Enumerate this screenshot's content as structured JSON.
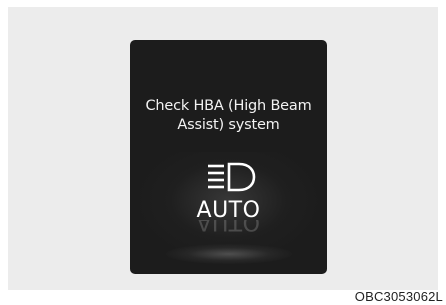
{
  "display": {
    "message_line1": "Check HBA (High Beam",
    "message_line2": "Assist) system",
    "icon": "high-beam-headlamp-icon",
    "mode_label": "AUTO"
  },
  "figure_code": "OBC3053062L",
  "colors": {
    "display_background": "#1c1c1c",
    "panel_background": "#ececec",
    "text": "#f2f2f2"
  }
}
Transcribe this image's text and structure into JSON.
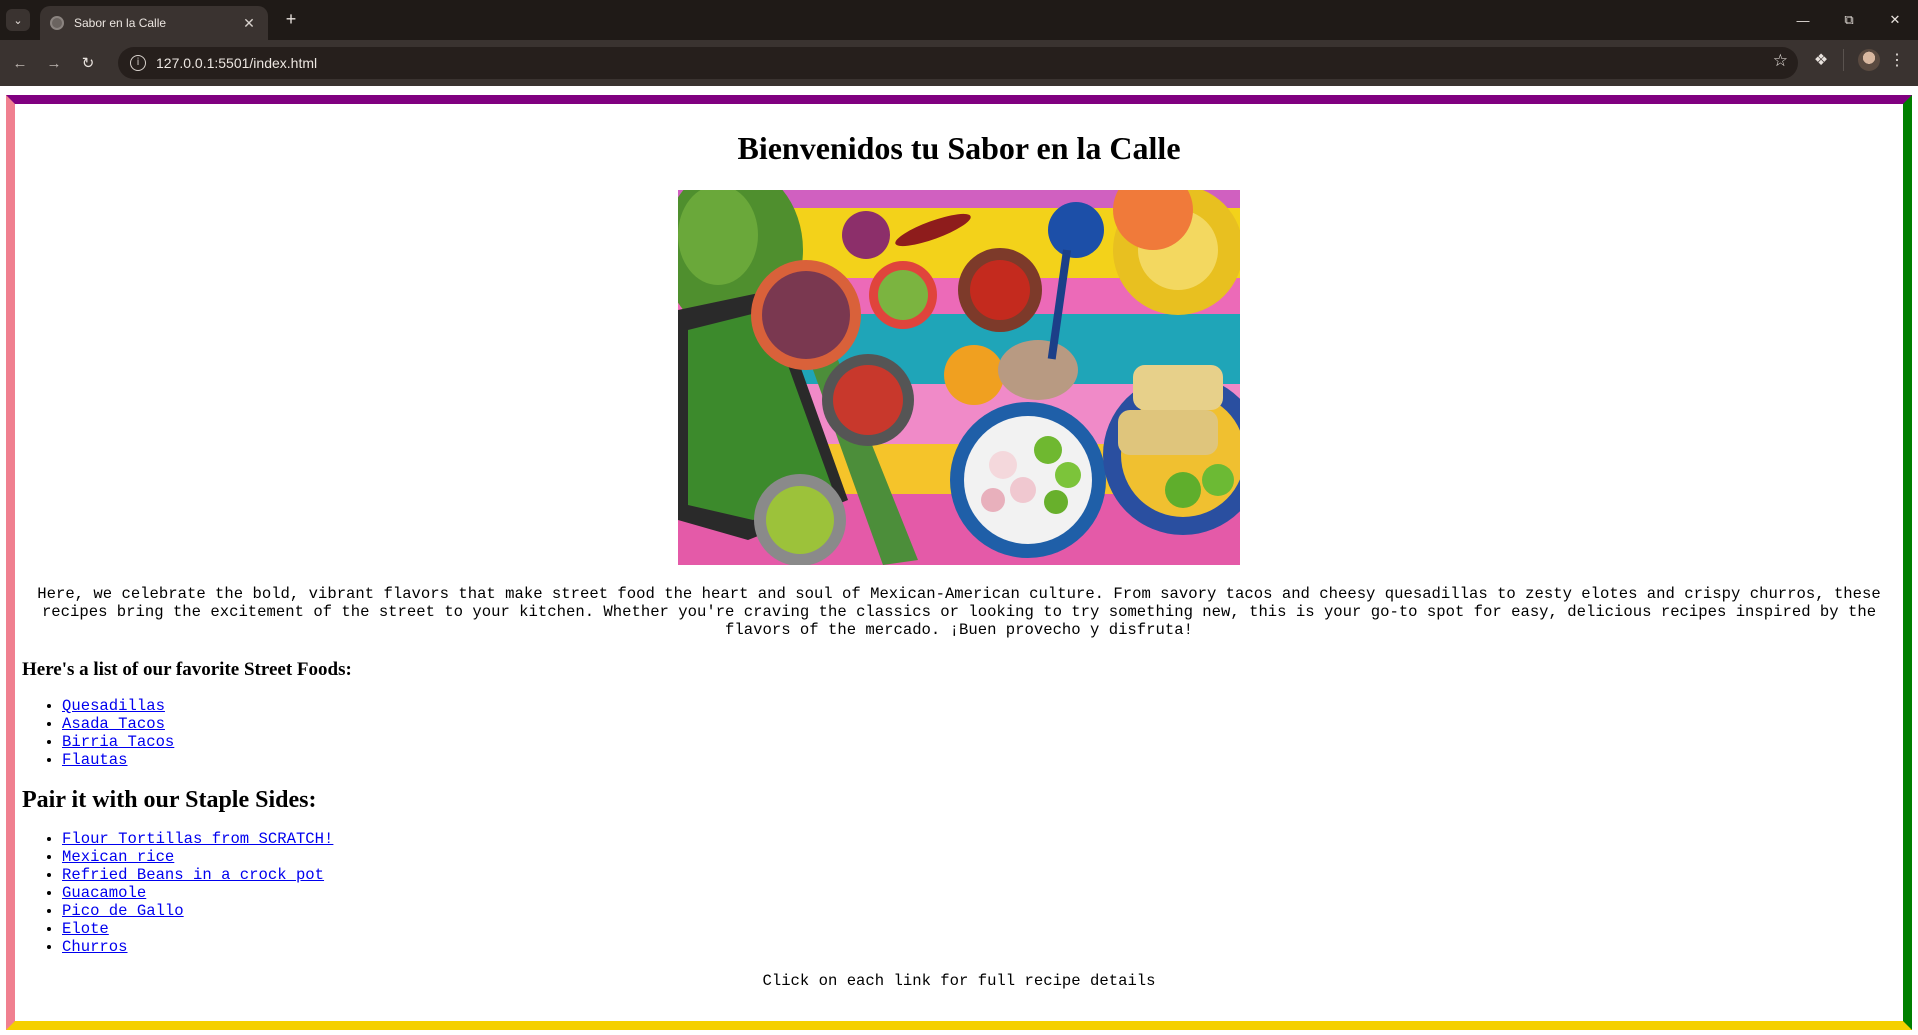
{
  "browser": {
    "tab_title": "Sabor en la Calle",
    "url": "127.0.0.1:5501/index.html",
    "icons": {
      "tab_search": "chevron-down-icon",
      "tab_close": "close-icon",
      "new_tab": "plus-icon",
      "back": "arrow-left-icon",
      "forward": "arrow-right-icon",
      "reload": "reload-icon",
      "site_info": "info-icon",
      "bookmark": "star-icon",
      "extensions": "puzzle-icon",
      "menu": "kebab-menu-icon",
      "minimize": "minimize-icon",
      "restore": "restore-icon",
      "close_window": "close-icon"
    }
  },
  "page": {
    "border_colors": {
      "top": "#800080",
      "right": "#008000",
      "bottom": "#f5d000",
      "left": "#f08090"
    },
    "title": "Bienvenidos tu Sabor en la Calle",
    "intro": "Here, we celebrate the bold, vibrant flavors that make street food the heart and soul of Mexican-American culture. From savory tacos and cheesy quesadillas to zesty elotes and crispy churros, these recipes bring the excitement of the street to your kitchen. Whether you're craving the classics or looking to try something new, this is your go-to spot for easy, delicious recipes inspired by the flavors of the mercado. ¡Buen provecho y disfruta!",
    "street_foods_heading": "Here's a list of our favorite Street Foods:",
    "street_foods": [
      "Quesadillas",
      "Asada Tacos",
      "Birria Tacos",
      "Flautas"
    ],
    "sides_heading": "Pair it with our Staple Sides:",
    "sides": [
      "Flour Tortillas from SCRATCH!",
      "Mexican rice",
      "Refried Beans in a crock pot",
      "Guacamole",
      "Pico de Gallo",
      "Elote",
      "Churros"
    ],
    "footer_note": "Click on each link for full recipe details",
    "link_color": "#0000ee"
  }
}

--

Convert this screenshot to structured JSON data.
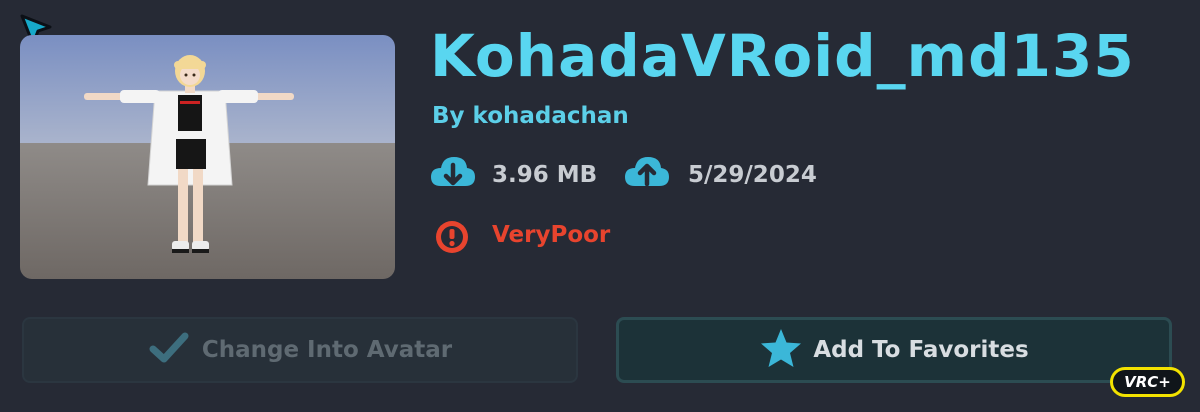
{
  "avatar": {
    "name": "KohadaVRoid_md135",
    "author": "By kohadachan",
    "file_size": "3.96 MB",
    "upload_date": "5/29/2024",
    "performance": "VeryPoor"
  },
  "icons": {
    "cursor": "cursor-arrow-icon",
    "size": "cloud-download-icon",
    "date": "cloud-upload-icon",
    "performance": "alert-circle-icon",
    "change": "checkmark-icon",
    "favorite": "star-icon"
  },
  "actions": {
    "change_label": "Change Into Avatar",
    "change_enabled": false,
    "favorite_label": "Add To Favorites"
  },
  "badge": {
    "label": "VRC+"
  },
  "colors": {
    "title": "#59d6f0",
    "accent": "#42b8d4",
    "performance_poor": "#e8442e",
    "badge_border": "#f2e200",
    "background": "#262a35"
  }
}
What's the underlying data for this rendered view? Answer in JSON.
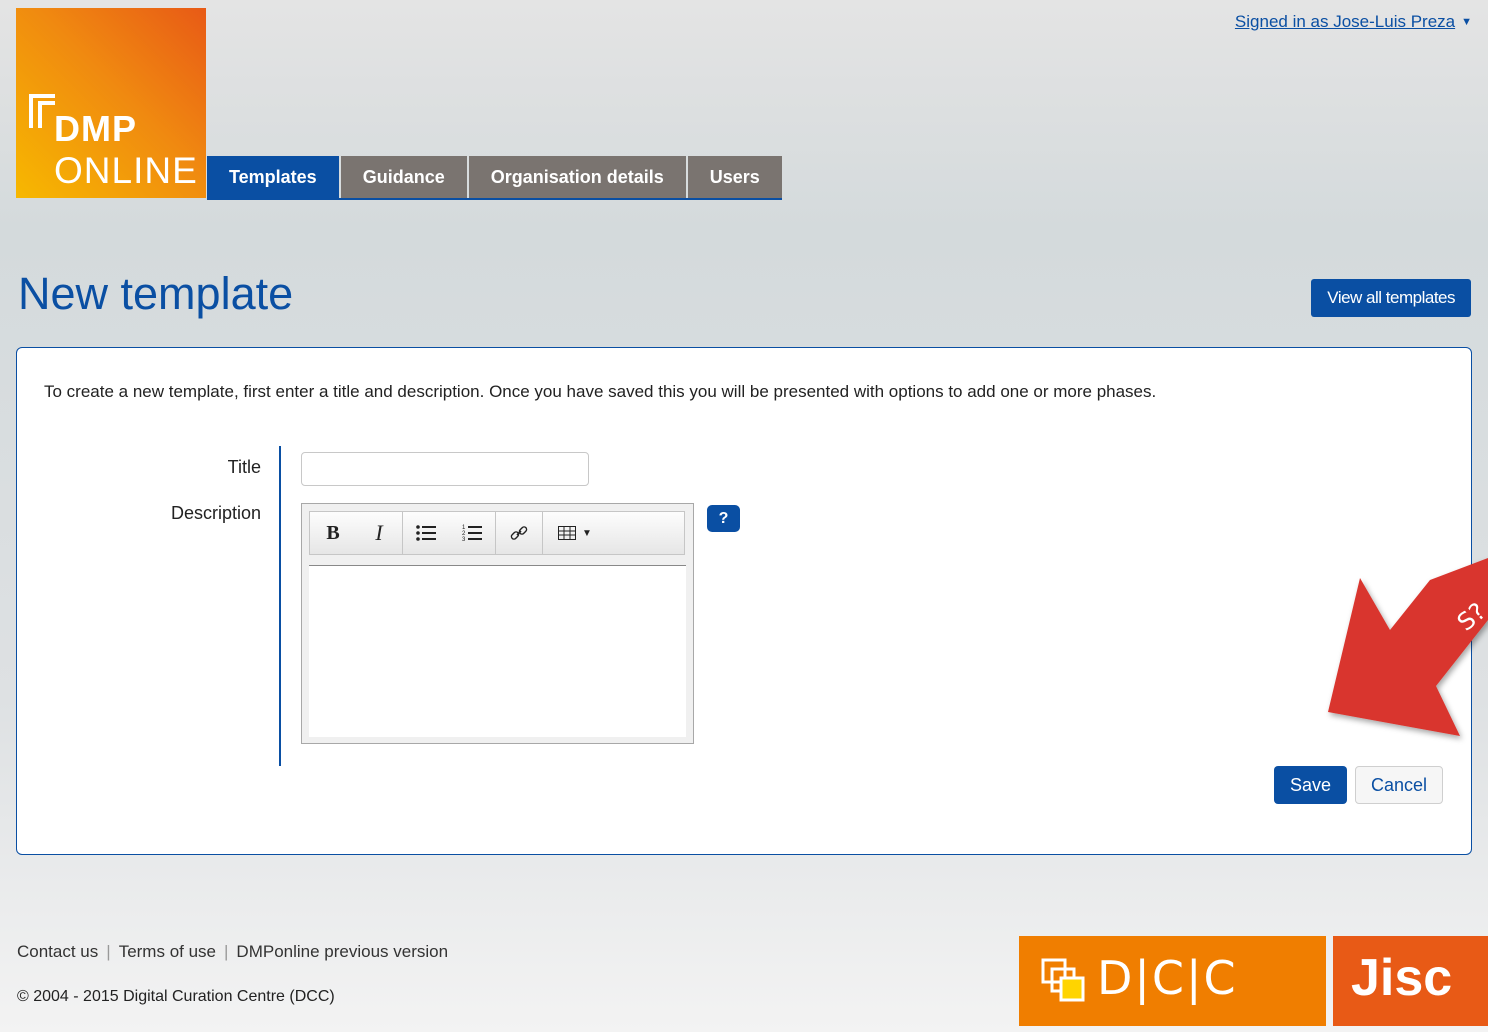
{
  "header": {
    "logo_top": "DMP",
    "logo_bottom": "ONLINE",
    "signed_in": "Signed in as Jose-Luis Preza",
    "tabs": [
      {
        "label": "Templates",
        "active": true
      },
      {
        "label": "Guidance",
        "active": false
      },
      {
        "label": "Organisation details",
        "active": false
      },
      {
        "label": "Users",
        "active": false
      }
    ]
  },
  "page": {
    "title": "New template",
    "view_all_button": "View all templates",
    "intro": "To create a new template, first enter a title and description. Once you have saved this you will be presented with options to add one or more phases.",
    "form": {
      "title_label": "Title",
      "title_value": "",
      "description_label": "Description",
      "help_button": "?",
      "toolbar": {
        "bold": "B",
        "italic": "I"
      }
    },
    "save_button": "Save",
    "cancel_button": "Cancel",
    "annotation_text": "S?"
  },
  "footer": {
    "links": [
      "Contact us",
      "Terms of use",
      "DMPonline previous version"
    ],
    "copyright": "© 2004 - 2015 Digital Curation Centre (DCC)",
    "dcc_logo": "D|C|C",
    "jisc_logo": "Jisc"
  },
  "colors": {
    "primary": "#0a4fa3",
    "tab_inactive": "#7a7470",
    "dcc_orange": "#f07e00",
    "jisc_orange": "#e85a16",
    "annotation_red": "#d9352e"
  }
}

■ **What to produce**
State how many lines of the listing include "data", and nothing more.

■ **Reply**
2